(Stored items from a collection)
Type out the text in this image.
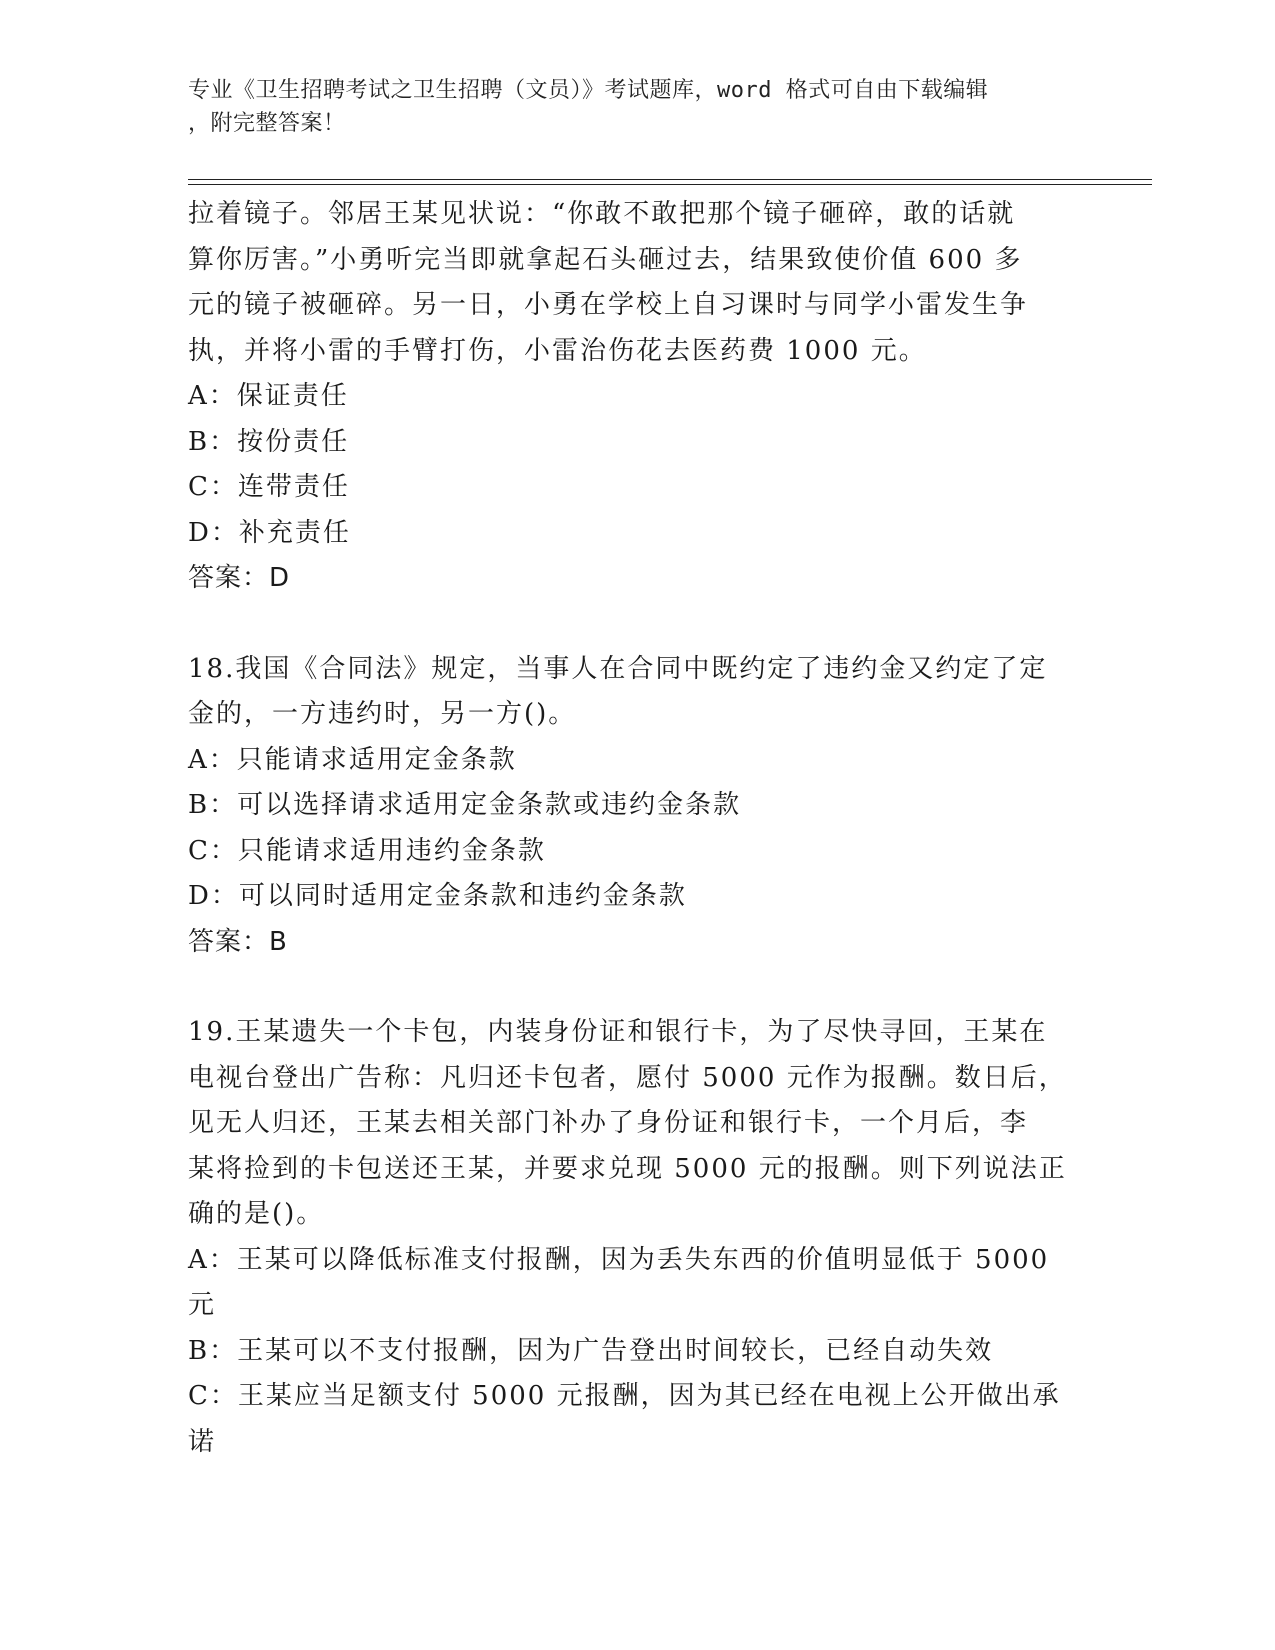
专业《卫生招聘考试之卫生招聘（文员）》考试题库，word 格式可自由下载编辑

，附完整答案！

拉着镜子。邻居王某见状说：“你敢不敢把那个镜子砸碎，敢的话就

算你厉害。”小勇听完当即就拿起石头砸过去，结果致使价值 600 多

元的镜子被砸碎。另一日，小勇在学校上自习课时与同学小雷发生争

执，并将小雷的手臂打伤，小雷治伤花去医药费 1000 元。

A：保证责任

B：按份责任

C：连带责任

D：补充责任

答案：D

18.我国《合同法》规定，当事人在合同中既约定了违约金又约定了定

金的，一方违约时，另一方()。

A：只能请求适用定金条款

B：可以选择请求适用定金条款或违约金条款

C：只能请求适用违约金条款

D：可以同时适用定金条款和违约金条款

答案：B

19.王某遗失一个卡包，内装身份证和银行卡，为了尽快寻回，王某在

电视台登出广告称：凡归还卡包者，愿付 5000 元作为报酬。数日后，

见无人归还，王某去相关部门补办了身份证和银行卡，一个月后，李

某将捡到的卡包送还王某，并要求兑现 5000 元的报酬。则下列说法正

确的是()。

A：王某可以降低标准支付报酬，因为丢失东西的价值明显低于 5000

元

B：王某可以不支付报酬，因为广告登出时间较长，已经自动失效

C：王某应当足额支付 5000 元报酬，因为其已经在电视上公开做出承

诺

Required work
Output a faithful copy of the data, with each picture left out.

Reply to the exercise
Type out the text in this image.
专业《卫生招聘考试之卫生招聘（文员）》考试题库，word 格式可自由下载编辑

，附完整答案！

拉着镜子。邻居王某见状说：“你敢不敢把那个镜子砸碎，敢的话就

算你厉害。”小勇听完当即就拿起石头砸过去，结果致使价值 600 多

元的镜子被砸碎。另一日，小勇在学校上自习课时与同学小雷发生争

执，并将小雷的手臂打伤，小雷治伤花去医药费 1000 元。

A：保证责任

B：按份责任

C：连带责任

D：补充责任

答案：D

18.我国《合同法》规定，当事人在合同中既约定了违约金又约定了定

金的，一方违约时，另一方()。

A：只能请求适用定金条款

B：可以选择请求适用定金条款或违约金条款

C：只能请求适用违约金条款

D：可以同时适用定金条款和违约金条款

答案：B

19.王某遗失一个卡包，内装身份证和银行卡，为了尽快寻回，王某在

电视台登出广告称：凡归还卡包者，愿付 5000 元作为报酬。数日后，

见无人归还，王某去相关部门补办了身份证和银行卡，一个月后，李

某将捡到的卡包送还王某，并要求兑现 5000 元的报酬。则下列说法正

确的是()。

A：王某可以降低标准支付报酬，因为丢失东西的价值明显低于 5000

元

B：王某可以不支付报酬，因为广告登出时间较长，已经自动失效

C：王某应当足额支付 5000 元报酬，因为其已经在电视上公开做出承

诺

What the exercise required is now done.